* **WORK TO DO**:
Your task is to return the span of lines beginning at the one with "Output the underlying" and ending at the last line of the data, exactly as it stands.

━━━ THE DATA ━━━

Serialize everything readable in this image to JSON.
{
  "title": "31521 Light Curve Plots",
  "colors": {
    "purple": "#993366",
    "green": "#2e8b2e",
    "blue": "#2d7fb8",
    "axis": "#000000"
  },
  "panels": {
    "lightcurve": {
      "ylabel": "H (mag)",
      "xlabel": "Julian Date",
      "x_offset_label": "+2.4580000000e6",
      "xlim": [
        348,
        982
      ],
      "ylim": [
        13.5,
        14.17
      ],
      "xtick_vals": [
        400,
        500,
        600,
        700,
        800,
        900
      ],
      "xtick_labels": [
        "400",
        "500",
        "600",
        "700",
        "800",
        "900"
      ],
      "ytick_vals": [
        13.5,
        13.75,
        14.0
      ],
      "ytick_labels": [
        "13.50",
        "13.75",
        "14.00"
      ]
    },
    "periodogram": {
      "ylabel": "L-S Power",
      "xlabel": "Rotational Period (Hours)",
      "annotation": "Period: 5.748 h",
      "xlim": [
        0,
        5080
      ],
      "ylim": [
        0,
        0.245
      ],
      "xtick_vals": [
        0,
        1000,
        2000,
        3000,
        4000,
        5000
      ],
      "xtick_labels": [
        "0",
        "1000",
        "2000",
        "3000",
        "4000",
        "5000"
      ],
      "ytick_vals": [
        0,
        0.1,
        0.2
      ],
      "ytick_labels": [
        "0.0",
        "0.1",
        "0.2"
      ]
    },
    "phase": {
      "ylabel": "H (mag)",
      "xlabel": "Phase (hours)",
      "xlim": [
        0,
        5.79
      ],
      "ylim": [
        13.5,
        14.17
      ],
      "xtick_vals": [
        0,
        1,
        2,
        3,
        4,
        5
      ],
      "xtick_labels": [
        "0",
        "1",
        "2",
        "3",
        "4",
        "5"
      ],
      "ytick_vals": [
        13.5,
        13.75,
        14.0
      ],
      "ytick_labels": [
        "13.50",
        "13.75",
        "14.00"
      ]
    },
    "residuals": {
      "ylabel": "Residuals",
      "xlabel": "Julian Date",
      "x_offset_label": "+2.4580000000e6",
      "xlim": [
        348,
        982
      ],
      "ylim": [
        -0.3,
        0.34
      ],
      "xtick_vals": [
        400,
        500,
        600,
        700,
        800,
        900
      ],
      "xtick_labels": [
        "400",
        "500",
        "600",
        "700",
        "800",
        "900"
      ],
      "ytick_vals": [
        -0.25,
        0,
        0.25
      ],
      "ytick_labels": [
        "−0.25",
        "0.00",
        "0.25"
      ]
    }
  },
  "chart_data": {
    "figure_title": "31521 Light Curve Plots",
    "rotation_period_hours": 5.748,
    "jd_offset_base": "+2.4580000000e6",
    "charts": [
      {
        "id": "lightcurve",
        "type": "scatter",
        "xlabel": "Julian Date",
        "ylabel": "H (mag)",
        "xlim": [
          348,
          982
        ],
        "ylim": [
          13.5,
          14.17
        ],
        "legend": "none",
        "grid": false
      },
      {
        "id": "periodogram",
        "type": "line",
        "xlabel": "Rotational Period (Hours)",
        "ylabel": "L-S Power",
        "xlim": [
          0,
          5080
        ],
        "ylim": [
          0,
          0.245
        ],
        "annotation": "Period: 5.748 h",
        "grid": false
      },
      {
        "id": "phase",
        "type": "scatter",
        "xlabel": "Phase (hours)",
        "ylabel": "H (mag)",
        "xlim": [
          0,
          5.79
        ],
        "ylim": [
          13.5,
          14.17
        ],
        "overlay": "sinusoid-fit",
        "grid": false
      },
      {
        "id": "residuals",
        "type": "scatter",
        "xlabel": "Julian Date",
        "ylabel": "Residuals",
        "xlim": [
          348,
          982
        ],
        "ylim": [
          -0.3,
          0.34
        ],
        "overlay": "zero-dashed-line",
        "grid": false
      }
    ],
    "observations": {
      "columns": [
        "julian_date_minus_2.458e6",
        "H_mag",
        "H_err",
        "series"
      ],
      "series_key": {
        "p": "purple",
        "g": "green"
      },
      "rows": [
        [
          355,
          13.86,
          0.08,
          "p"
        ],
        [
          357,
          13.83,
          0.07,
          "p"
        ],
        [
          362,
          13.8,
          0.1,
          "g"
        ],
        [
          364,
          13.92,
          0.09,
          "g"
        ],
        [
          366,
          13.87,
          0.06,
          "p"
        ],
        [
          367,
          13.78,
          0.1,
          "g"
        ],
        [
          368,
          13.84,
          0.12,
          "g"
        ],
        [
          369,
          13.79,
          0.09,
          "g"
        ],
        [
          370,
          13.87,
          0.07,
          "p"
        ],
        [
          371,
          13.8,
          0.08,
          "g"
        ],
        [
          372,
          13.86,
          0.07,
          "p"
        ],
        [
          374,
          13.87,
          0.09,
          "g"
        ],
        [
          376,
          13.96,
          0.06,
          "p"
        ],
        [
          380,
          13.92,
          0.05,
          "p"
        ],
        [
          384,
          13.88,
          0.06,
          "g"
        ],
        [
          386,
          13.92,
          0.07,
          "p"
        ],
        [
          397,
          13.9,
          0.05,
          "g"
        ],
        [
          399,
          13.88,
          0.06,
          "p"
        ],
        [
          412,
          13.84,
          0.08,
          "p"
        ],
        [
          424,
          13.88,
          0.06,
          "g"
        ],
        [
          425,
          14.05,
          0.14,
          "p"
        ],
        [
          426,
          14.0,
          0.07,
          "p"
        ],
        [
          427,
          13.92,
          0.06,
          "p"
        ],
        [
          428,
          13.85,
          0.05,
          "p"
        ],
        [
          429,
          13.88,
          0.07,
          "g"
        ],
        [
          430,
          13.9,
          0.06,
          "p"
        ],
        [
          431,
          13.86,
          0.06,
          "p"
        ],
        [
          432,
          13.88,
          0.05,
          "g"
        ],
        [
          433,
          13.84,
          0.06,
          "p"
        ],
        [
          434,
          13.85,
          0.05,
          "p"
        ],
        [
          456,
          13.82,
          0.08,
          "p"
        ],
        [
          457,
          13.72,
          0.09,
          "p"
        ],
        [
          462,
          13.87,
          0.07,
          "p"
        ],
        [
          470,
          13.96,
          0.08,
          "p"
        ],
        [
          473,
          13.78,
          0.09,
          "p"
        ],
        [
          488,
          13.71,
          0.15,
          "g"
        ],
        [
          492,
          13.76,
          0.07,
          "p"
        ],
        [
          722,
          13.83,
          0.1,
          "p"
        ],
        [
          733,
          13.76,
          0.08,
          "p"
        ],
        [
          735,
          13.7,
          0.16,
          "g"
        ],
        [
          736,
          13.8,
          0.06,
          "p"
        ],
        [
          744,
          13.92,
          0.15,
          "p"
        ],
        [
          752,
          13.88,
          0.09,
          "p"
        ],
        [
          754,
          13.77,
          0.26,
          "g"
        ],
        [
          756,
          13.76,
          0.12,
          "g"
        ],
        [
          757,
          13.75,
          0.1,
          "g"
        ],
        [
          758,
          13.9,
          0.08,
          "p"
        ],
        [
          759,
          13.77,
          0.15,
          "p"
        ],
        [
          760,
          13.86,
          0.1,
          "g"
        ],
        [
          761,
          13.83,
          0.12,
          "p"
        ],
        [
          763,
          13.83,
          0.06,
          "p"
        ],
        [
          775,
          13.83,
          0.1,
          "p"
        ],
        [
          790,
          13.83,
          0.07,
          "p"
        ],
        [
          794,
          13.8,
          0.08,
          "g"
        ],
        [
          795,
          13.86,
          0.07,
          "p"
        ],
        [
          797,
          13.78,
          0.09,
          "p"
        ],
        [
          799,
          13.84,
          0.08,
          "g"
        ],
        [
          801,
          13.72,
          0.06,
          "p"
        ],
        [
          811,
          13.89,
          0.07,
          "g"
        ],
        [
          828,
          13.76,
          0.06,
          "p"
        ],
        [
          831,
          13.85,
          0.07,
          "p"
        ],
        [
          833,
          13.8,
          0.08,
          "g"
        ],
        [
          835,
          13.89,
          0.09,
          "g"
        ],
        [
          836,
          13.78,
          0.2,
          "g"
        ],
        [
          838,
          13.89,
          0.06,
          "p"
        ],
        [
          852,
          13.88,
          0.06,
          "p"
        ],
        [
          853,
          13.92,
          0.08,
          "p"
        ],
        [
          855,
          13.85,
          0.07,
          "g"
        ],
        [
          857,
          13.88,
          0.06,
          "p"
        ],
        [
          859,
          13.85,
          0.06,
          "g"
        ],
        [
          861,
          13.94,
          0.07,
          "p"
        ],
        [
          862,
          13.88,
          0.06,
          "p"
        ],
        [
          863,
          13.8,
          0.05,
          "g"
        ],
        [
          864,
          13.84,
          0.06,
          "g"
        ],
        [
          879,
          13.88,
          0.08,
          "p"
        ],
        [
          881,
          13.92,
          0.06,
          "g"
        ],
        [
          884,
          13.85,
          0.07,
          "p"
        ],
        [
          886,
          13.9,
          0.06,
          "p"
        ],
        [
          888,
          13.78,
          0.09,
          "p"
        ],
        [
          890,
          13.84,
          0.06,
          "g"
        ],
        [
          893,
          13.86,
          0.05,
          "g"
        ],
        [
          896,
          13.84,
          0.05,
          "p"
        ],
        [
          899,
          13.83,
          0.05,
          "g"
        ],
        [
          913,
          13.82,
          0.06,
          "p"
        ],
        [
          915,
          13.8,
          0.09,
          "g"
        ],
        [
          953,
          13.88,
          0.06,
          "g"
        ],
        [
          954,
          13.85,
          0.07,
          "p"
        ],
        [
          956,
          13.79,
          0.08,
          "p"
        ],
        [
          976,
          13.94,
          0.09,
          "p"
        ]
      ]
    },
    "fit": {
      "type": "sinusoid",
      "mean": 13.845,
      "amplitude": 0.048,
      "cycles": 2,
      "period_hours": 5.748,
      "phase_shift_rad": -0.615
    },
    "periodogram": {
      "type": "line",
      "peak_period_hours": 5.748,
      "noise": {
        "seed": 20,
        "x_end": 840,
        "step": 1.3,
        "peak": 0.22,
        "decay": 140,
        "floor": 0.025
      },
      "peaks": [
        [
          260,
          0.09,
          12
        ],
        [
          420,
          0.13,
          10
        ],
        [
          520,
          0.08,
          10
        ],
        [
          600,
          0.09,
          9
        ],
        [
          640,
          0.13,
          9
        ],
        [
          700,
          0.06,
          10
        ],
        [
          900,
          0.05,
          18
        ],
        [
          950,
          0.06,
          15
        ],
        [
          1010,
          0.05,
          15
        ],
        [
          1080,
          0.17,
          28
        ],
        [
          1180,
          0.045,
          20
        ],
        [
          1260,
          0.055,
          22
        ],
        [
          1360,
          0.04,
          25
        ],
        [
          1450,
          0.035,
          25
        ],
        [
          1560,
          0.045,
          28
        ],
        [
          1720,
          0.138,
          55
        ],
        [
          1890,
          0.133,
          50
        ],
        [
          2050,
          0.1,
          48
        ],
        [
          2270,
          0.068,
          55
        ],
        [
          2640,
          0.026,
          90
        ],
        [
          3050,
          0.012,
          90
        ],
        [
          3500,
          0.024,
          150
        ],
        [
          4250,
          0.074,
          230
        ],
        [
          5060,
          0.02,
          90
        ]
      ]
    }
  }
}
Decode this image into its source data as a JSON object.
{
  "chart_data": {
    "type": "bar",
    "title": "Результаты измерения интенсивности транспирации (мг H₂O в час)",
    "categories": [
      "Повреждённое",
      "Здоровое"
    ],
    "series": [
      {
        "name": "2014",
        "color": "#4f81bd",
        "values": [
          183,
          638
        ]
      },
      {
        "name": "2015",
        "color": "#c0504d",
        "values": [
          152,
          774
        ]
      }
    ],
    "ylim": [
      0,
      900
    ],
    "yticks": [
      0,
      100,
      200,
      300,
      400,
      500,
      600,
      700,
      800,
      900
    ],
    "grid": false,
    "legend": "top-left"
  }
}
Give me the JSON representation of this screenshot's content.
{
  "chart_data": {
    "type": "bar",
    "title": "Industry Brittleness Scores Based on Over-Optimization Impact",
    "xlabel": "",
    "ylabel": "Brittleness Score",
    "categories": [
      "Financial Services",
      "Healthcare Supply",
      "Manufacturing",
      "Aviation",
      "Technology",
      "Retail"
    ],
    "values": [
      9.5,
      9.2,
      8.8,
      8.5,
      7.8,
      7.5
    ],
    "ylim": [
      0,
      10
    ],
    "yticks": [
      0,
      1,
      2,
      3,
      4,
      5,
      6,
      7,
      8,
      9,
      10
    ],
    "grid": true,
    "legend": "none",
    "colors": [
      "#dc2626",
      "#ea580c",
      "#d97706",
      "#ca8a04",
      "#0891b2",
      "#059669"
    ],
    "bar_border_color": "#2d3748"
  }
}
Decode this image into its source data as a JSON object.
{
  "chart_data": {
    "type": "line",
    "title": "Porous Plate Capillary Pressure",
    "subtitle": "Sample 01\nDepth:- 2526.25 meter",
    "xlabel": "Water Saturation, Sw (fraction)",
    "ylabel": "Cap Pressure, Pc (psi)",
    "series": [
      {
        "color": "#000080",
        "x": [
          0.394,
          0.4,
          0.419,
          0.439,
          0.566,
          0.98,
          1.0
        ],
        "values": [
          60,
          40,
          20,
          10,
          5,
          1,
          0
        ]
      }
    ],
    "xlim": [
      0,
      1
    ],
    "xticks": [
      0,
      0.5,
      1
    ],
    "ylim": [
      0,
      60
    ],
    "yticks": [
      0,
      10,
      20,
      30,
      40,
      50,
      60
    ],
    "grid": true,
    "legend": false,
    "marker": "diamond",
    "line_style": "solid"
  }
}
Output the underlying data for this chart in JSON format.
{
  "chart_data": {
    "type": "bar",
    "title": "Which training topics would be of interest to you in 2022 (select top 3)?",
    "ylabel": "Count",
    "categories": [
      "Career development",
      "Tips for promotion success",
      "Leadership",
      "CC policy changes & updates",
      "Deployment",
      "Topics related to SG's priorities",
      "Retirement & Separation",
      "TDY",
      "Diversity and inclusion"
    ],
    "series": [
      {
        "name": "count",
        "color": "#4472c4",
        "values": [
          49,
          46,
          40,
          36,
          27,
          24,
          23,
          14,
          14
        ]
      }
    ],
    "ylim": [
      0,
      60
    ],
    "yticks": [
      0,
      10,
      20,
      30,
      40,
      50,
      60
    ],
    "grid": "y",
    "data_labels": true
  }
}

━━━

* **WORKED SOLUTION**:
Output the underlying data for this chart in JSON format.
{
  "chart_data": {
    "type": "bar",
    "title": "Which training topics would be of interest to you in 2022 (select top 3)?",
    "ylabel": "Count",
    "categories": [
      "Career development",
      "Tips for promotion success",
      "Leadership",
      "CC policy changes & updates",
      "Deployment",
      "Topics related to SG's priorities",
      "Retirement & Separation",
      "TDY",
      "Diversity and inclusion"
    ],
    "series": [
      {
        "name": "count",
        "color": "#4472c4",
        "values": [
          49,
          46,
          40,
          36,
          27,
          24,
          23,
          14,
          14
        ]
      }
    ],
    "ylim": [
      0,
      60
    ],
    "yticks": [
      0,
      10,
      20,
      30,
      40,
      50,
      60
    ],
    "grid": "y",
    "data_labels": true
  }
}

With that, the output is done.